▶ **SELECTED EXCERPT**
On Wed, 2012-09-19 at 20:32 -0700, Andrew Athan wrote: 
> All:
> 
> I am simply not sure whether this is the right list to post this 
> question to.  Please redirect me if not.
> 
> I chose to post here based on some indications that the problem may 
> involve some aspects of the kernel given the involvement of tty/sshd/and 
> a process stuck in "D" state waiting on flush_work.

Yeah, when workqueues can't run, box stops working.

> I am developing an application where many threads are spin-waiting on 
> input--i.e., they are pegged at 100%.  One thread per CPU.  The spin is 
> on a memory location, and does not involve interruptible/preemtable 
> system calls.  The threads are priority=99 SCHED_FIFO.  In this run, the 
> kernel is not a preemtable kernel and the application runs as root to 
> allow setting of priority and scheduler.

It doesn't matter if the kernel is preemptible or not, as soon as a
SCHED_FIFO:99 task starts spinning, it's game over if anything needs to
happen on a CPU that GOD is using as a toaster.  Either you give
workqueues a break, or you ensure that you don't need them, else they
sink their teeth in godly behinds :)

> It appears that emacs enters the "D" and or "S" states despite what I 
> think are all of the relevant processes (including emacs itself) being 
> on CPU 15.  Once the process is interrupted (SIGINT) and it drops back 
> into gdb, resulting in the various CPUs it is using quiescing,  then a 
> bunch of output that has been buffered somewhere is sent down the ssh 
> connection.  Emacs/the tty becomes responsive again.

▶ **WRITTEN EXERCISE**
Reproduce the passage of the mailing-list reply between "On Wed, 2012-09-19" and "waiting on flush_work.", inclusive, with "flush_work" changed to "flush_workqueue".

▶ **SUPPLIED ENTRIES**
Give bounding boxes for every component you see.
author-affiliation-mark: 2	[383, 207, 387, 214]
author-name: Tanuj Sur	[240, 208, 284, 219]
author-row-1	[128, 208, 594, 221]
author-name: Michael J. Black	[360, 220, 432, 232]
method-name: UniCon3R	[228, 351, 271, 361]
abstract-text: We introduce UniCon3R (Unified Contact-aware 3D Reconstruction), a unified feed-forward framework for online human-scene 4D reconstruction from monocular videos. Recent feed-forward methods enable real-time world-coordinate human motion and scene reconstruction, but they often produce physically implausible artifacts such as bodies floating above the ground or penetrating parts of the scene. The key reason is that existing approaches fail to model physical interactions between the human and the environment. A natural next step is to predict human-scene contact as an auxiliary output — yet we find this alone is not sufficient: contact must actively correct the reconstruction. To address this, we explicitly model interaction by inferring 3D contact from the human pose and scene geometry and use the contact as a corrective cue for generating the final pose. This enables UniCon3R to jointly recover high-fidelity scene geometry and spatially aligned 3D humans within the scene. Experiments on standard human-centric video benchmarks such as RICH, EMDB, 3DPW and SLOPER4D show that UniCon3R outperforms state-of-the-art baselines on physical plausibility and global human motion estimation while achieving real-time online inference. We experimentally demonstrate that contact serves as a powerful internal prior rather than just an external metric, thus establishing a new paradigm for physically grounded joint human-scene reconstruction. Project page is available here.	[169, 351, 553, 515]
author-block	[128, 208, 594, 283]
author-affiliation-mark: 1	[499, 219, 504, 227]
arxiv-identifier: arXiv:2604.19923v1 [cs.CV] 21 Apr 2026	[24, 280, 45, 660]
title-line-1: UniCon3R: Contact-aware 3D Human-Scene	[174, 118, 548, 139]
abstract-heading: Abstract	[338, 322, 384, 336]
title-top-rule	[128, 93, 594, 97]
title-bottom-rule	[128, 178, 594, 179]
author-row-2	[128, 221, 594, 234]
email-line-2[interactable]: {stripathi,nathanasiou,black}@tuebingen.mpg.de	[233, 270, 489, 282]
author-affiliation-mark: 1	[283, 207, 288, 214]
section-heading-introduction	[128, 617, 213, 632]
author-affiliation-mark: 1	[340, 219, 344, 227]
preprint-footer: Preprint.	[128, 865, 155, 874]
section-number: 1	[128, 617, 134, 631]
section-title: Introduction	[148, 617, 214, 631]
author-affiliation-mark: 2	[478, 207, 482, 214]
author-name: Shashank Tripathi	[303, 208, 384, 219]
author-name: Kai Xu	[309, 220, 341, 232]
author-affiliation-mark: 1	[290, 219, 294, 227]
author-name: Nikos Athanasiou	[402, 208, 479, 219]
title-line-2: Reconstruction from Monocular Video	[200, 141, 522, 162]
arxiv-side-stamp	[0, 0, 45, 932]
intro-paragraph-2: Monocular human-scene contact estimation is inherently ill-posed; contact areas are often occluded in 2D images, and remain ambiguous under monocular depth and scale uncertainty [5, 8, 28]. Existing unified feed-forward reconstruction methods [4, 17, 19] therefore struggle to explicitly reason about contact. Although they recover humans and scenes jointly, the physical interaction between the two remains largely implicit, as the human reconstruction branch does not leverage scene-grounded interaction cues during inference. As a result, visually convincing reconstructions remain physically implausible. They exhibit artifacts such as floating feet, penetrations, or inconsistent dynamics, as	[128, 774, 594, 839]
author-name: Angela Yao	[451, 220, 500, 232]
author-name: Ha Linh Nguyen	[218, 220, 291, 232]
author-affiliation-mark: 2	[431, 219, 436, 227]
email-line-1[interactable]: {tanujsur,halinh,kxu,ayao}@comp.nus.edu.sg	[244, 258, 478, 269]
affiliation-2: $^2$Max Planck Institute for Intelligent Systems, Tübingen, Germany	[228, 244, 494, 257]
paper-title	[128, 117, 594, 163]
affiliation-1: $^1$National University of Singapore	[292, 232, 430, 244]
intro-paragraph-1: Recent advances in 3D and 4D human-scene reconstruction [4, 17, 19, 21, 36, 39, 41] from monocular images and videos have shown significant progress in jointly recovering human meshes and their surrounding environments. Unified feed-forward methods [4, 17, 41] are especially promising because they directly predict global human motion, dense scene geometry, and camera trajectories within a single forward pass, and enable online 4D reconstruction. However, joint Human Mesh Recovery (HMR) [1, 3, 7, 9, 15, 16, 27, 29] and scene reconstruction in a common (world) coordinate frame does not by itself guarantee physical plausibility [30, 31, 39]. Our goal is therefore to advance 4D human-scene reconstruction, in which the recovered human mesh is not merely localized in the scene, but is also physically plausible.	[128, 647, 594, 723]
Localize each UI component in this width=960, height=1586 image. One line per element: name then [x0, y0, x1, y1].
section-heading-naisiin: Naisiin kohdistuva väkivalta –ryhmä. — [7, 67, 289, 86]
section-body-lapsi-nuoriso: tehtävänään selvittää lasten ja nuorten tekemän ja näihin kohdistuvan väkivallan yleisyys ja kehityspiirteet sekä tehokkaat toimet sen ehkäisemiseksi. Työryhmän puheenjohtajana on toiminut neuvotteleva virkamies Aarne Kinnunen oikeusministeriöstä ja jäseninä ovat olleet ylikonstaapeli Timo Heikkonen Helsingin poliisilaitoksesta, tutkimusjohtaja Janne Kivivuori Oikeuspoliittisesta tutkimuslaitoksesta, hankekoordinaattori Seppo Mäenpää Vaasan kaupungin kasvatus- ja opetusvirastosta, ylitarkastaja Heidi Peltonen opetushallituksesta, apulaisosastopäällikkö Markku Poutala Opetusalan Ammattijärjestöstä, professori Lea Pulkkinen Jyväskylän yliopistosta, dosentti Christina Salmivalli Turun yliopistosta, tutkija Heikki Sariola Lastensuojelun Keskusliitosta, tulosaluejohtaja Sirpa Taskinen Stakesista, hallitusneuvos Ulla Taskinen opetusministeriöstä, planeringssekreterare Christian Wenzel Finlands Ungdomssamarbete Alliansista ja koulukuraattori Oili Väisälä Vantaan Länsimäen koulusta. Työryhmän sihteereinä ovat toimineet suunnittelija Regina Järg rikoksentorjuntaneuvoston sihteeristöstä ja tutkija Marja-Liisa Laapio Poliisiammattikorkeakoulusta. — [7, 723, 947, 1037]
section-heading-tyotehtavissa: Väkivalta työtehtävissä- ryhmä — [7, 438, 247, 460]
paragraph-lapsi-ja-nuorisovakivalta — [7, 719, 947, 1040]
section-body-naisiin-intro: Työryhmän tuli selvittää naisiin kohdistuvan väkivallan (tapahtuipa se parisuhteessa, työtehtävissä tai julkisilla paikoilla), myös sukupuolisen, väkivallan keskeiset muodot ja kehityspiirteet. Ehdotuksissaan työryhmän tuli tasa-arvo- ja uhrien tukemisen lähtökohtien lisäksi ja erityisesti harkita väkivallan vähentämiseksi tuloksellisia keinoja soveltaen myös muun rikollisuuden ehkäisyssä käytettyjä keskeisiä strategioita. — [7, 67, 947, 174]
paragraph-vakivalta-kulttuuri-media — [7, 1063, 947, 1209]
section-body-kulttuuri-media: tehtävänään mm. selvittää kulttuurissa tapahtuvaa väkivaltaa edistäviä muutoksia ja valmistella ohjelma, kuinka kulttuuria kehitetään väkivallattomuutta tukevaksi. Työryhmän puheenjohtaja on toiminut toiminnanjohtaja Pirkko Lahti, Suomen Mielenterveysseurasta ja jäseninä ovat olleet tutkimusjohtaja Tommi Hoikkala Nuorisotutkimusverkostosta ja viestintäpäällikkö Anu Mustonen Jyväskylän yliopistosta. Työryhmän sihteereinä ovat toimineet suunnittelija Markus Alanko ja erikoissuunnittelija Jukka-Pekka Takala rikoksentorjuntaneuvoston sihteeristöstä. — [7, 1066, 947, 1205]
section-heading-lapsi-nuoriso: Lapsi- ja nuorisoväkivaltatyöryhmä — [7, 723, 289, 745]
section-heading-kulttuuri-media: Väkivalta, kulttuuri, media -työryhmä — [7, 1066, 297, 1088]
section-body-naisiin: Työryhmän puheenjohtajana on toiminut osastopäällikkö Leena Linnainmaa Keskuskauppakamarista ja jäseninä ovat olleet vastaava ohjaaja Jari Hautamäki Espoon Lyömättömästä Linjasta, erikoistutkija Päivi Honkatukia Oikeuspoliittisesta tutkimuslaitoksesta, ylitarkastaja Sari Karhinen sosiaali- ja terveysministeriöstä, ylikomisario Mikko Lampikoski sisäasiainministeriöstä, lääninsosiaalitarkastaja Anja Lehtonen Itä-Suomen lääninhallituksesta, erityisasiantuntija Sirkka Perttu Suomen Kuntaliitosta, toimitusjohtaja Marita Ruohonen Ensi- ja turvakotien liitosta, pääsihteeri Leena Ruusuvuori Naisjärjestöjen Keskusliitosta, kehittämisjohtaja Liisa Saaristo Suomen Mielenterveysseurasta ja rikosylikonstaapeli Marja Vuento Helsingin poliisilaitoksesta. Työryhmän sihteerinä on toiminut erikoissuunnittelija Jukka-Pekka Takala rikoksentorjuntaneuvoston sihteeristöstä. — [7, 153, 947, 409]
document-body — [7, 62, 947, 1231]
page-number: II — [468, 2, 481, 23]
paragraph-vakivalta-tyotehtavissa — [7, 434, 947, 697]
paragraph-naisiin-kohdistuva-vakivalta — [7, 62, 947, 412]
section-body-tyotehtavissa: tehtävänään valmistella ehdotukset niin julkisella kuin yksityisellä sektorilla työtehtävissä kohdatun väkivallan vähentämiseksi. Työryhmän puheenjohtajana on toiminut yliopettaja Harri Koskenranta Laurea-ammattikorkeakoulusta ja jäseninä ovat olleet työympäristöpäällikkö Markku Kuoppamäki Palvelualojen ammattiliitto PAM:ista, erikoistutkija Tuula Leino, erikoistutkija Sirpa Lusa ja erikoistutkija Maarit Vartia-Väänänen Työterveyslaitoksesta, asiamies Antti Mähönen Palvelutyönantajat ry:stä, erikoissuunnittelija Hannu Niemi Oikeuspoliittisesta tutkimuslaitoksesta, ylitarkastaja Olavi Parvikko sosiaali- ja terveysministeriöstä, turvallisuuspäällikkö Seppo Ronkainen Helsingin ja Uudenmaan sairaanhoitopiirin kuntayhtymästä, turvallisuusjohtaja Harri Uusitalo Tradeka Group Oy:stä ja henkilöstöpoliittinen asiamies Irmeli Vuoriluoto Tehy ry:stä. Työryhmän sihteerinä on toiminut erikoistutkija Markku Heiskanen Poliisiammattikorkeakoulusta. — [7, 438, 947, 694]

▶ **EXERCISE SOLUTION**
On Wed, 2012-09-19 at 20:32 -0700, Andrew Athan wrote: 
> All:
> 
> I am simply not sure whether this is the right list to post this 
> question to.  Please redirect me if not.
> 
> I chose to post here based on some indications that the problem may 
> involve some aspects of the kernel given the involvement of tty/sshd/and 
> a process stuck in "D" state waiting on flush_workqueue.